- [EXERCISE AIM] Write out every entry exactly as given, but omit the pictures.

=-=-=-=-=

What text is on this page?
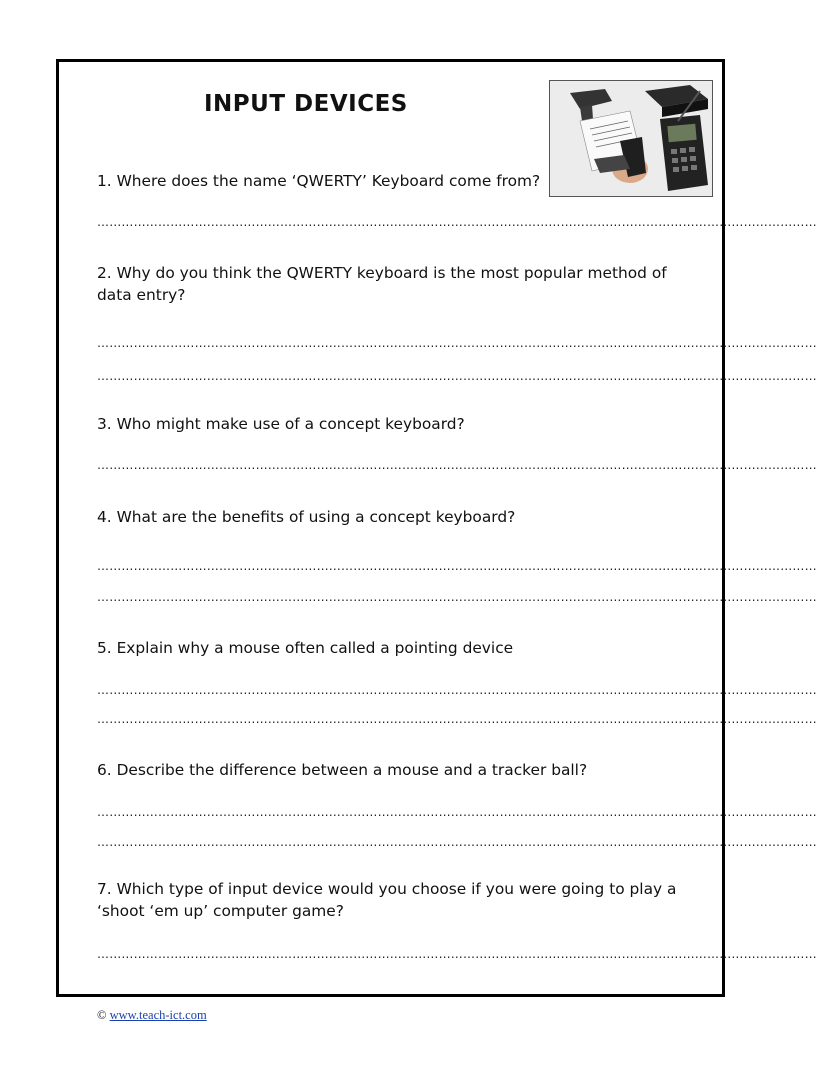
INPUT DEVICES
1. Where does the name ‘QWERTY’ Keyboard come from?
……………………………………………………………………………………………………………………………………………………………
2. Why do you think the QWERTY keyboard is the most popular method of
data entry?
……………………………………………………………………………………………………………………………………………………………
……………………………………………………………………………………………………………………………………………………………
3. Who might make use of a concept keyboard?
……………………………………………………………………………………………………………………………………………………………
4. What are the benefits of using a concept keyboard?
……………………………………………………………………………………………………………………………………………………………
……………………………………………………………………………………………………………………………………………………………
5. Explain why a mouse often called a pointing device
……………………………………………………………………………………………………………………………………………………………
……………………………………………………………………………………………………………………………………………………………
6. Describe the difference between a mouse and a tracker ball?
……………………………………………………………………………………………………………………………………………………………
……………………………………………………………………………………………………………………………………………………………
7. Which type of input device would you choose if you were going to play a
‘shoot ‘em up’ computer game?
……………………………………………………………………………………………………………………………………………………………
© www.teach-ict.com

=-=-=-=-=

- [TASK ANSWER]
What text is on this page?
INPUT DEVICES
1. Where does the name ‘QWERTY’ Keyboard come from?
……………………………………………………………………………………………………………………………………………………………
2. Why do you think the QWERTY keyboard is the most popular method of
data entry?
……………………………………………………………………………………………………………………………………………………………
……………………………………………………………………………………………………………………………………………………………
3. Who might make use of a concept keyboard?
……………………………………………………………………………………………………………………………………………………………
4. What are the benefits of using a concept keyboard?
……………………………………………………………………………………………………………………………………………………………
……………………………………………………………………………………………………………………………………………………………
5. Explain why a mouse often called a pointing device
……………………………………………………………………………………………………………………………………………………………
……………………………………………………………………………………………………………………………………………………………
6. Describe the difference between a mouse and a tracker ball?
……………………………………………………………………………………………………………………………………………………………
……………………………………………………………………………………………………………………………………………………………
7. Which type of input device would you choose if you were going to play a
‘shoot ‘em up’ computer game?
……………………………………………………………………………………………………………………………………………………………
© www.teach-ict.com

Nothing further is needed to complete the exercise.